## What is being asked
Transcribe all of the data exactly. Omit the pictures.

--- START OF Task input ---

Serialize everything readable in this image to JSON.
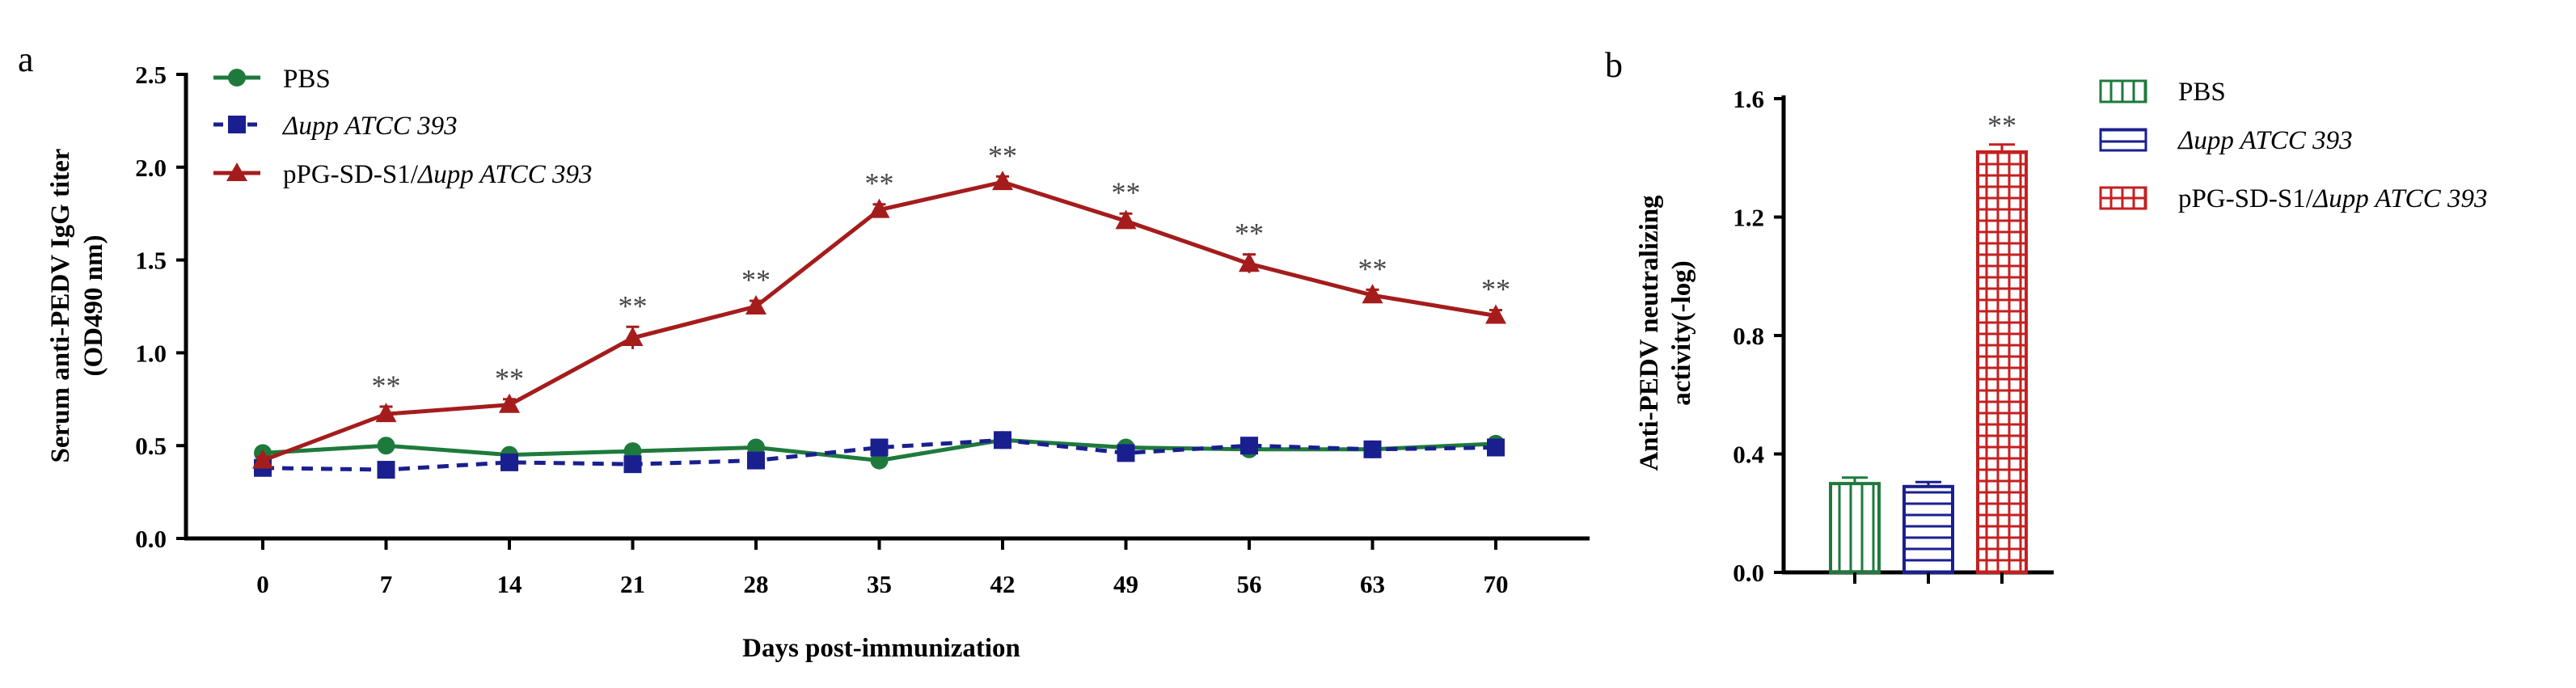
{
  "panels": {
    "a": {
      "label": "a",
      "chart_data": {
        "type": "line",
        "title": "",
        "xlabel": "Days post-immunization",
        "ylabel_lines": [
          "Serum anti-PEDV IgG titer",
          "(OD490 nm)"
        ],
        "x": [
          0,
          7,
          14,
          21,
          28,
          35,
          42,
          49,
          56,
          63,
          70
        ],
        "xticks": [
          "0",
          "7",
          "14",
          "21",
          "28",
          "35",
          "42",
          "49",
          "56",
          "63",
          "70"
        ],
        "yticks": [
          "0.0",
          "0.5",
          "1.0",
          "1.5",
          "2.0",
          "2.5"
        ],
        "ylim": [
          0,
          2.5
        ],
        "grid": false,
        "legend_position": "top-left",
        "series": [
          {
            "name": "PBS",
            "italic": false,
            "color": "#1e7a3c",
            "marker": "circle",
            "dash": false,
            "values": [
              0.46,
              0.5,
              0.45,
              0.47,
              0.49,
              0.42,
              0.53,
              0.49,
              0.48,
              0.48,
              0.51
            ]
          },
          {
            "name": "Δupp ATCC 393",
            "italic": true,
            "color": "#1a1f8f",
            "marker": "square",
            "dash": true,
            "values": [
              0.38,
              0.37,
              0.41,
              0.4,
              0.42,
              0.49,
              0.53,
              0.46,
              0.5,
              0.48,
              0.49
            ]
          },
          {
            "name_prefix": "pPG-SD-S1/",
            "name_italic_part": "Δupp ATCC 393",
            "color": "#a51c1c",
            "marker": "triangle",
            "dash": false,
            "values": [
              0.42,
              0.67,
              0.72,
              1.08,
              1.25,
              1.77,
              1.92,
              1.71,
              1.48,
              1.31,
              1.2
            ],
            "errors": [
              0.02,
              0.04,
              0.03,
              0.06,
              0.03,
              0.03,
              0.03,
              0.04,
              0.05,
              0.03,
              0.03
            ]
          }
        ],
        "annotation": "**",
        "annotated_x": [
          7,
          14,
          21,
          28,
          35,
          42,
          49,
          56,
          63,
          70
        ]
      }
    },
    "b": {
      "label": "b",
      "chart_data": {
        "type": "bar",
        "title": "",
        "xlabel": "",
        "ylabel_lines": [
          "Anti-PEDV neutralizing",
          "activity(-log)"
        ],
        "yticks": [
          "0.0",
          "0.4",
          "0.8",
          "1.2",
          "1.6"
        ],
        "ylim": [
          0,
          1.6
        ],
        "grid": false,
        "legend_position": "top-right",
        "series": [
          {
            "name": "PBS",
            "italic": false,
            "color": "#1e7a3c",
            "pattern": "vertical",
            "value": 0.3,
            "error": 0.02
          },
          {
            "name": "Δupp ATCC 393",
            "italic": true,
            "color": "#1a1f8f",
            "pattern": "horizontal",
            "value": 0.29,
            "error": 0.015
          },
          {
            "name_prefix": "pPG-SD-S1/",
            "name_italic_part": "Δupp ATCC 393",
            "color": "#c42020",
            "pattern": "grid",
            "value": 1.42,
            "error": 0.025
          }
        ],
        "annotation": "**",
        "annotated_bars": [
          2
        ]
      }
    }
  }
}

--- END OF Task input ---

## Exercise answer
Serialize everything readable in this image to JSON.
{
  "panels": {
    "a": {
      "label": "a",
      "chart_data": {
        "type": "line",
        "title": "",
        "xlabel": "Days post-immunization",
        "ylabel_lines": [
          "Serum anti-PEDV IgG titer",
          "(OD490 nm)"
        ],
        "x": [
          0,
          7,
          14,
          21,
          28,
          35,
          42,
          49,
          56,
          63,
          70
        ],
        "xticks": [
          "0",
          "7",
          "14",
          "21",
          "28",
          "35",
          "42",
          "49",
          "56",
          "63",
          "70"
        ],
        "yticks": [
          "0.0",
          "0.5",
          "1.0",
          "1.5",
          "2.0",
          "2.5"
        ],
        "ylim": [
          0,
          2.5
        ],
        "grid": false,
        "legend_position": "top-left",
        "series": [
          {
            "name": "PBS",
            "italic": false,
            "color": "#1e7a3c",
            "marker": "circle",
            "dash": false,
            "values": [
              0.46,
              0.5,
              0.45,
              0.47,
              0.49,
              0.42,
              0.53,
              0.49,
              0.48,
              0.48,
              0.51
            ]
          },
          {
            "name": "Δupp ATCC 393",
            "italic": true,
            "color": "#1a1f8f",
            "marker": "square",
            "dash": true,
            "values": [
              0.38,
              0.37,
              0.41,
              0.4,
              0.42,
              0.49,
              0.53,
              0.46,
              0.5,
              0.48,
              0.49
            ]
          },
          {
            "name_prefix": "pPG-SD-S1/",
            "name_italic_part": "Δupp ATCC 393",
            "color": "#a51c1c",
            "marker": "triangle",
            "dash": false,
            "values": [
              0.42,
              0.67,
              0.72,
              1.08,
              1.25,
              1.77,
              1.92,
              1.71,
              1.48,
              1.31,
              1.2
            ],
            "errors": [
              0.02,
              0.04,
              0.03,
              0.06,
              0.03,
              0.03,
              0.03,
              0.04,
              0.05,
              0.03,
              0.03
            ]
          }
        ],
        "annotation": "**",
        "annotated_x": [
          7,
          14,
          21,
          28,
          35,
          42,
          49,
          56,
          63,
          70
        ]
      }
    },
    "b": {
      "label": "b",
      "chart_data": {
        "type": "bar",
        "title": "",
        "xlabel": "",
        "ylabel_lines": [
          "Anti-PEDV neutralizing",
          "activity(-log)"
        ],
        "yticks": [
          "0.0",
          "0.4",
          "0.8",
          "1.2",
          "1.6"
        ],
        "ylim": [
          0,
          1.6
        ],
        "grid": false,
        "legend_position": "top-right",
        "series": [
          {
            "name": "PBS",
            "italic": false,
            "color": "#1e7a3c",
            "pattern": "vertical",
            "value": 0.3,
            "error": 0.02
          },
          {
            "name": "Δupp ATCC 393",
            "italic": true,
            "color": "#1a1f8f",
            "pattern": "horizontal",
            "value": 0.29,
            "error": 0.015
          },
          {
            "name_prefix": "pPG-SD-S1/",
            "name_italic_part": "Δupp ATCC 393",
            "color": "#c42020",
            "pattern": "grid",
            "value": 1.42,
            "error": 0.025
          }
        ],
        "annotation": "**",
        "annotated_bars": [
          2
        ]
      }
    }
  }
}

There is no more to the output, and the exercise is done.